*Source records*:
>>>

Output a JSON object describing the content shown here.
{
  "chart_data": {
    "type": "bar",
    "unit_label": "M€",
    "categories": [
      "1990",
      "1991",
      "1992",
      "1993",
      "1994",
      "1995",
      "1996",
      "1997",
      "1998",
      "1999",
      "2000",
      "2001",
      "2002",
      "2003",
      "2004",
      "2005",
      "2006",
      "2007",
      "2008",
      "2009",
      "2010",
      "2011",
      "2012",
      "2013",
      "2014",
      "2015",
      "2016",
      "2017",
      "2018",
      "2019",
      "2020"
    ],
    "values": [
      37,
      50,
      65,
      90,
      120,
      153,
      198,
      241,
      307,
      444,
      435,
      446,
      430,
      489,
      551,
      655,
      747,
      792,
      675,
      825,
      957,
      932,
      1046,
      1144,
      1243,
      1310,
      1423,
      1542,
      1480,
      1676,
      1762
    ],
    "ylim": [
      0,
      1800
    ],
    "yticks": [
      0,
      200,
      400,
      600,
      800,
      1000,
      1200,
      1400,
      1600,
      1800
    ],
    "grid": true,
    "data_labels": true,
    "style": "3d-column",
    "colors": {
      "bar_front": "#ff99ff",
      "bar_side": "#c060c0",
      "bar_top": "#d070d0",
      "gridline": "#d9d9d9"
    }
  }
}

<<<

*INSTRUCTION*: Give an exact repetition of all the material.

*COMPLETED EXERCISE*:
Output a JSON object describing the content shown here.
{
  "chart_data": {
    "type": "bar",
    "unit_label": "M€",
    "categories": [
      "1990",
      "1991",
      "1992",
      "1993",
      "1994",
      "1995",
      "1996",
      "1997",
      "1998",
      "1999",
      "2000",
      "2001",
      "2002",
      "2003",
      "2004",
      "2005",
      "2006",
      "2007",
      "2008",
      "2009",
      "2010",
      "2011",
      "2012",
      "2013",
      "2014",
      "2015",
      "2016",
      "2017",
      "2018",
      "2019",
      "2020"
    ],
    "values": [
      37,
      50,
      65,
      90,
      120,
      153,
      198,
      241,
      307,
      444,
      435,
      446,
      430,
      489,
      551,
      655,
      747,
      792,
      675,
      825,
      957,
      932,
      1046,
      1144,
      1243,
      1310,
      1423,
      1542,
      1480,
      1676,
      1762
    ],
    "ylim": [
      0,
      1800
    ],
    "yticks": [
      0,
      200,
      400,
      600,
      800,
      1000,
      1200,
      1400,
      1600,
      1800
    ],
    "grid": true,
    "data_labels": true,
    "style": "3d-column",
    "colors": {
      "bar_front": "#ff99ff",
      "bar_side": "#c060c0",
      "bar_top": "#d070d0",
      "gridline": "#d9d9d9"
    }
  }
}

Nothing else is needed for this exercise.